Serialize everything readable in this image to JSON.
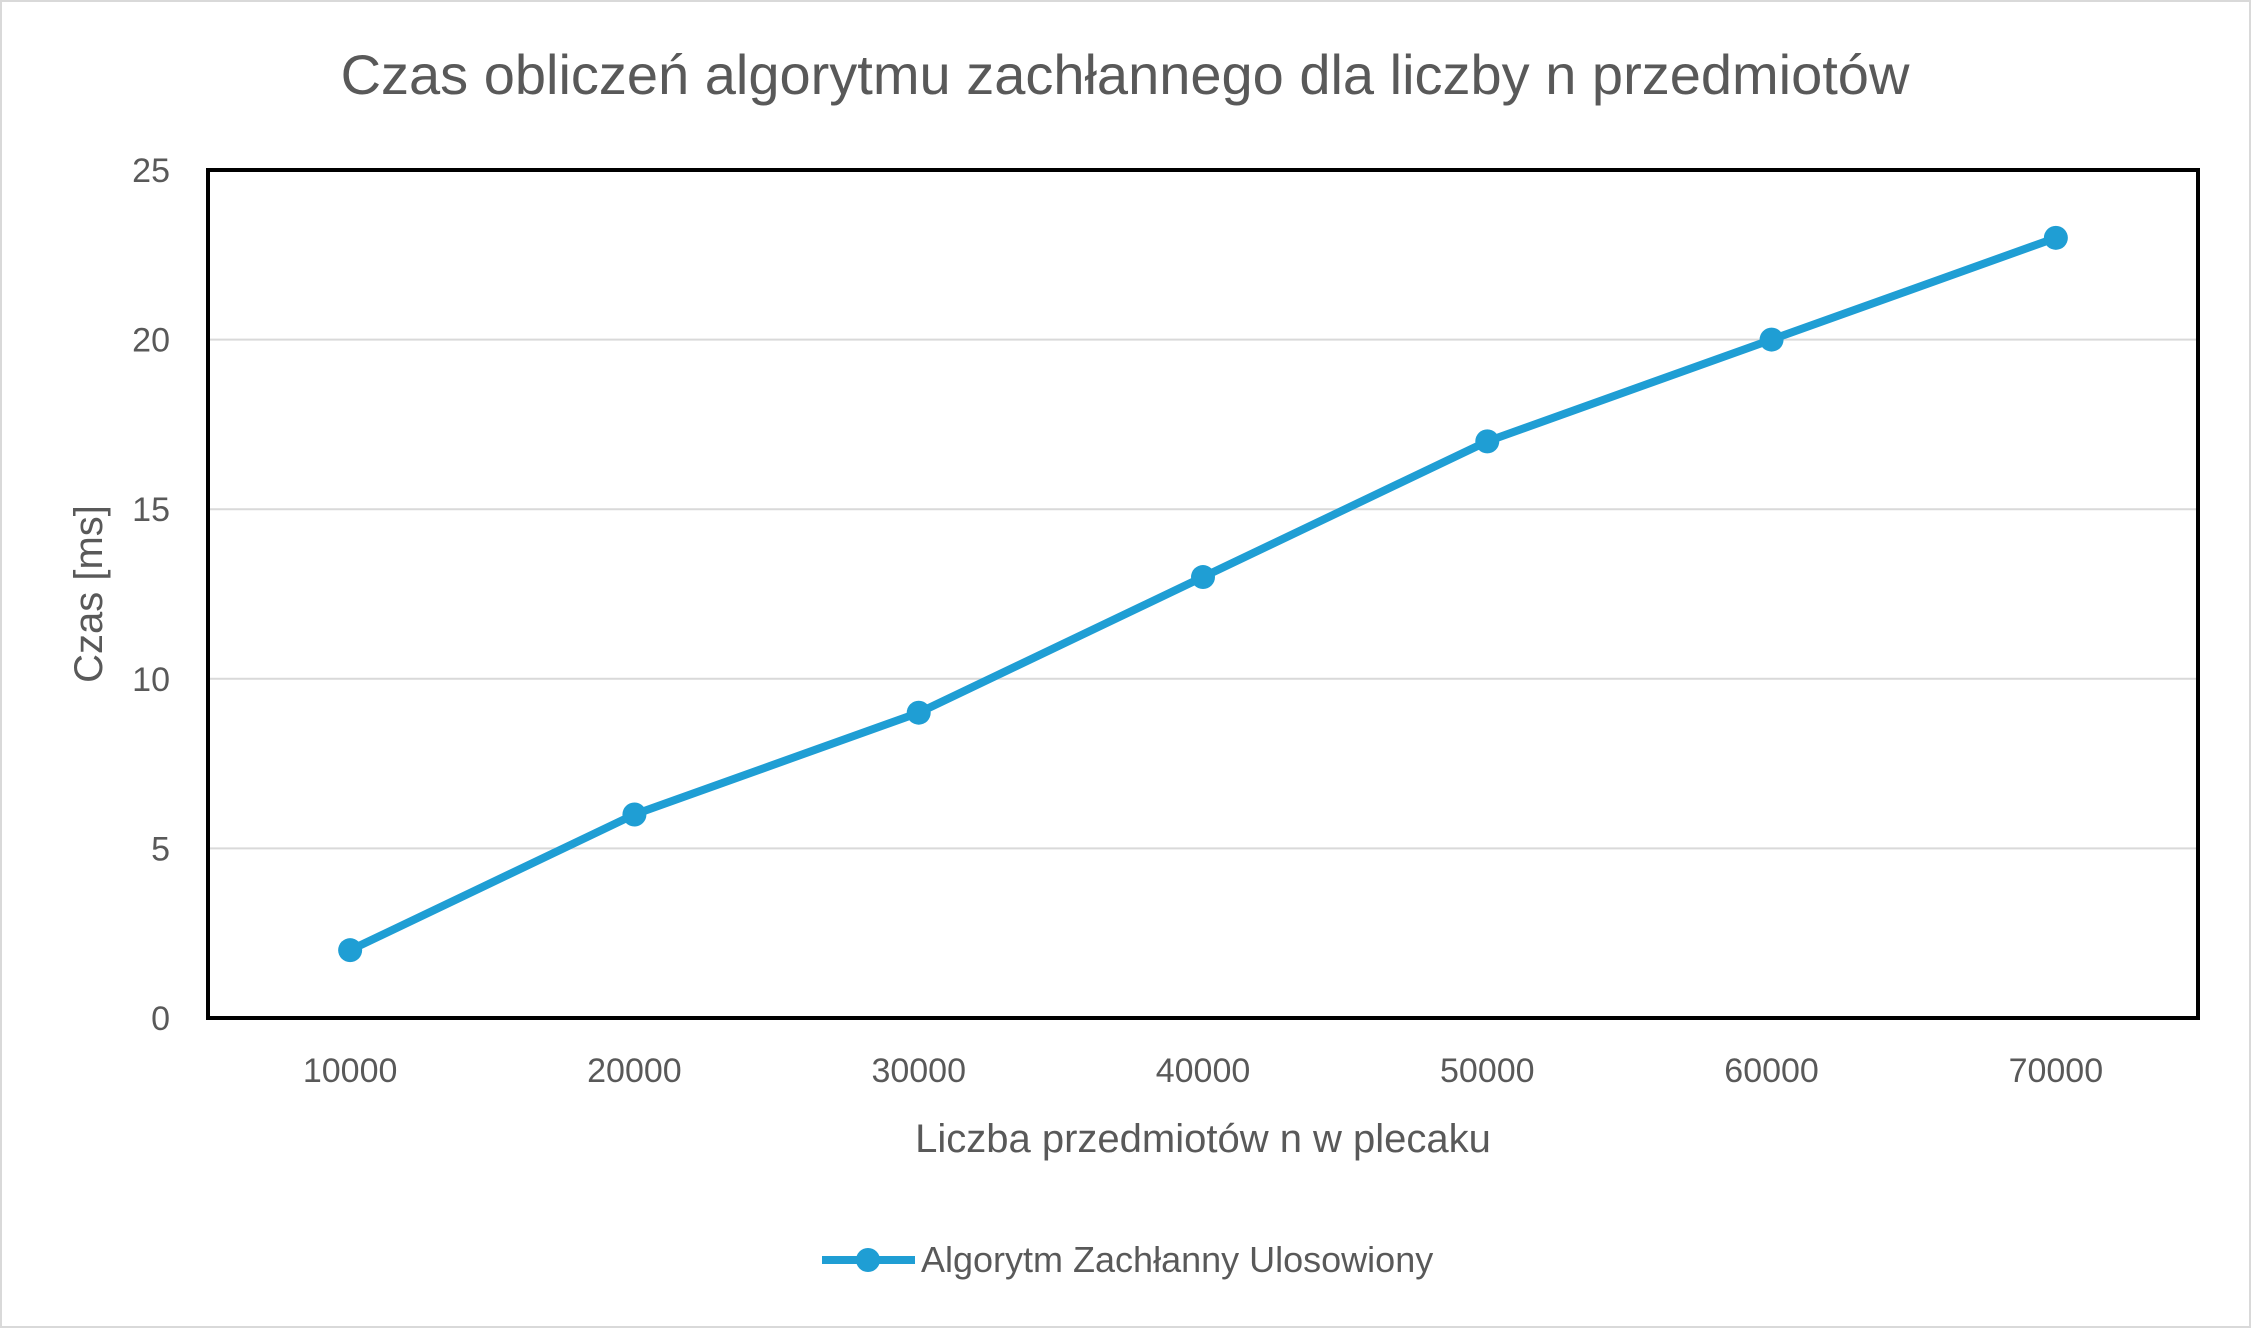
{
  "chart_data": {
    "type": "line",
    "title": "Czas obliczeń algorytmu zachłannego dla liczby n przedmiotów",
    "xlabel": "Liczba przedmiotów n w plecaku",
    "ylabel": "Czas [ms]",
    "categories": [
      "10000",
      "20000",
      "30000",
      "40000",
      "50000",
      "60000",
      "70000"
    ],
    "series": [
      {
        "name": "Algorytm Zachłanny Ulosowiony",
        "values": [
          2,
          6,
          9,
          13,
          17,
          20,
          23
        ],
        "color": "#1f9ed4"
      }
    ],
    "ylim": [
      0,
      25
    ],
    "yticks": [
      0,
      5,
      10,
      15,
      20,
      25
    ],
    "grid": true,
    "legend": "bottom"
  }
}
::::::::
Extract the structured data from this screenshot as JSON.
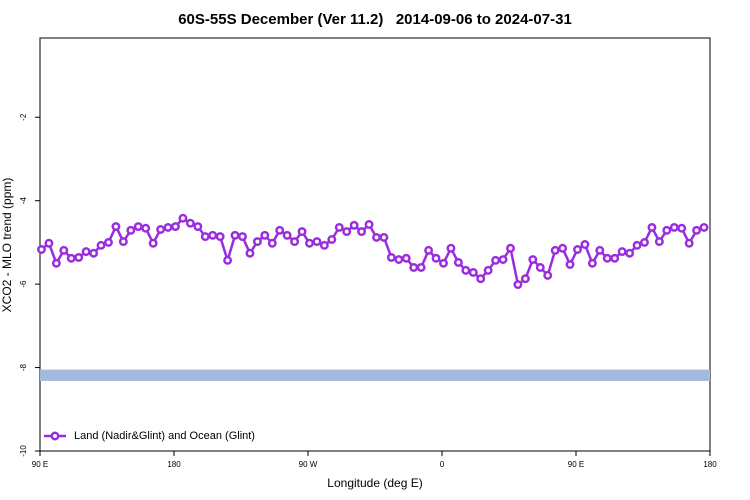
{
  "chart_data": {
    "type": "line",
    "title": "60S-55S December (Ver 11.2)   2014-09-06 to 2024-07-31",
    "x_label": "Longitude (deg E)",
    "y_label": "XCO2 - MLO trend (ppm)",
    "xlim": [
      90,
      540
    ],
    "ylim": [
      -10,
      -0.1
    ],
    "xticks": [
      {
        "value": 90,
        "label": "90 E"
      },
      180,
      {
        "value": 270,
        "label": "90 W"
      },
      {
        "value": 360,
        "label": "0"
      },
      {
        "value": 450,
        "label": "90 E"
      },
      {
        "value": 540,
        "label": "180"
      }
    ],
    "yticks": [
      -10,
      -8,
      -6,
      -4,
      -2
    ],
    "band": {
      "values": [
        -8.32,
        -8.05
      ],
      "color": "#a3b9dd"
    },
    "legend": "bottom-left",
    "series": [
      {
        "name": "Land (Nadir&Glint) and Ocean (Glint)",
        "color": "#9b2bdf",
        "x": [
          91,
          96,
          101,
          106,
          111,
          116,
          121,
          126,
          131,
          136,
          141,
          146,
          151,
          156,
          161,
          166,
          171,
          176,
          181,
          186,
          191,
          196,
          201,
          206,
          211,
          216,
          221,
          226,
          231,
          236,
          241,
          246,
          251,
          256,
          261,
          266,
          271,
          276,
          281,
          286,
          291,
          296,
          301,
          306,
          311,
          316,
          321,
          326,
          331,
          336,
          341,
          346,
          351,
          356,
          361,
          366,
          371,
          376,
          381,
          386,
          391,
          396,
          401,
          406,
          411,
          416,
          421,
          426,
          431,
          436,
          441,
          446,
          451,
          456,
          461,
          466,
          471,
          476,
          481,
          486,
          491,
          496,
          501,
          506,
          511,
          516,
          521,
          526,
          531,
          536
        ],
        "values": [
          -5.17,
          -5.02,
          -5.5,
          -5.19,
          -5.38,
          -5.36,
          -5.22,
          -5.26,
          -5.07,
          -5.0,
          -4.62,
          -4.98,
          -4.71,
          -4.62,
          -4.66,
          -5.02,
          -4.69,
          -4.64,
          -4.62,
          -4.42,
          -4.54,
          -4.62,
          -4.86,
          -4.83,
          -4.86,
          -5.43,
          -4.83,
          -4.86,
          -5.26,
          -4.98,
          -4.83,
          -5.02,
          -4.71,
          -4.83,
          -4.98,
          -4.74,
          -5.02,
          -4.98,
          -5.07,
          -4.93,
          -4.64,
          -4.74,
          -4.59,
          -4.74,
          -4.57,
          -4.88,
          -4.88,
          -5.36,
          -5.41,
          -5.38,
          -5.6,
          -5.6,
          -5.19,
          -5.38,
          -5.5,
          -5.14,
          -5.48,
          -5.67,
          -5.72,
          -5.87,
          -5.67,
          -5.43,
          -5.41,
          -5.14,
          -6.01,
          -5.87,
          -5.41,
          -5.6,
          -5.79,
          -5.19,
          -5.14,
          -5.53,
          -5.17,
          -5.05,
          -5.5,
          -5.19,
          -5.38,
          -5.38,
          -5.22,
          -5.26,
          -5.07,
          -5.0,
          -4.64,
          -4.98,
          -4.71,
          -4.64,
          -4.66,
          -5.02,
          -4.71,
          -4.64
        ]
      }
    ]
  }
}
::::::::
◆ **Task requirements**
Where a line holds "JSON", copy that line.

◆ **Solution**
Serialize everything readable in this image to JSON.
Extract the structured data from this screenshot as JSON.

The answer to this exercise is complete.